**Aim:**
Which lines have the string "Meter"? Copy all of them from the entries below.

**Records for the task:**
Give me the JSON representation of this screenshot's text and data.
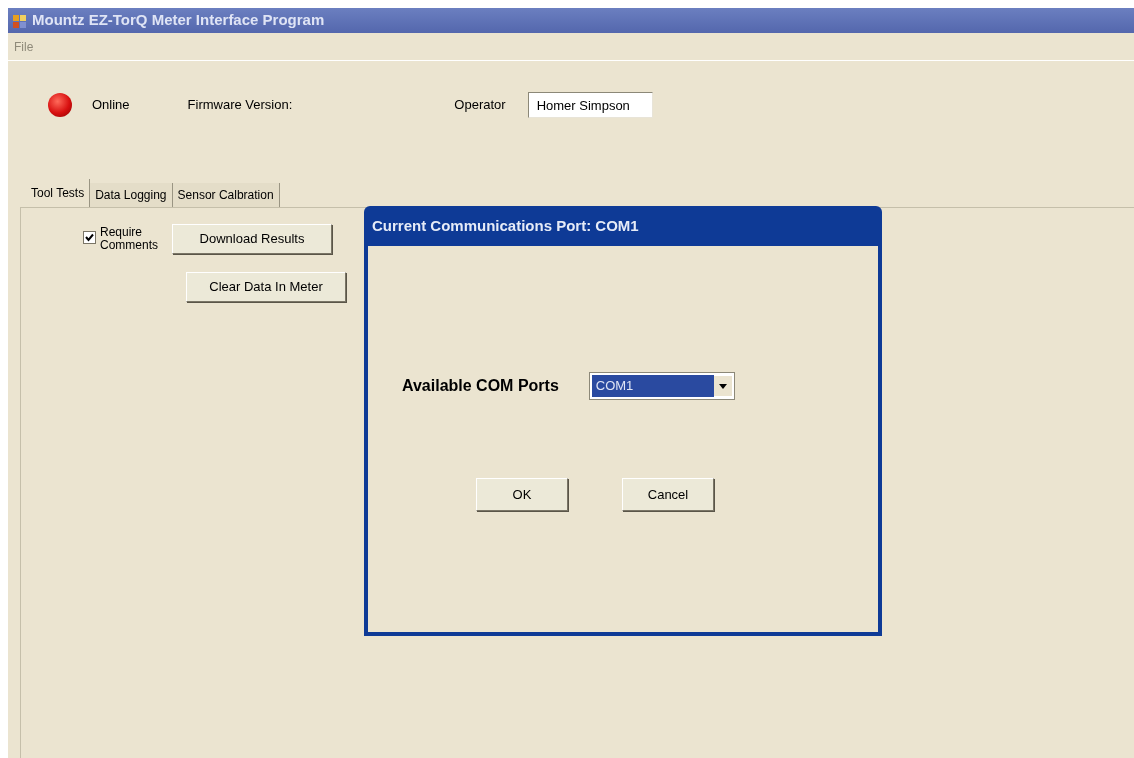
{
  "window": {
    "title": "Mountz EZ-TorQ Meter Interface Program"
  },
  "menu": [
    {
      "label": "File",
      "disabled": true
    }
  ],
  "status": {
    "lit": true,
    "label": "Online"
  },
  "firmware": {
    "label": "Firmware Version:"
  },
  "operator": {
    "label": "Operator",
    "value": "Homer Simpson"
  },
  "tabs": [
    {
      "label": "Tool Tests",
      "selected": true
    },
    {
      "label": "Data Logging",
      "selected": false
    },
    {
      "label": "Sensor Calbration",
      "selected": false
    }
  ],
  "require_comments": {
    "label": "Require Comments",
    "checked": true
  },
  "buttons": [
    "Download Results",
    "Clear Data In Meter"
  ],
  "dialog": {
    "title": "Current Communications Port: COM1",
    "field_label": "Available COM Ports",
    "value": "COM1",
    "buttons": [
      "OK",
      "Cancel"
    ]
  }
}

**Written response:**
    "title": "Mountz EZ-TorQ Meter Interface Program"
    "Clear Data In Meter"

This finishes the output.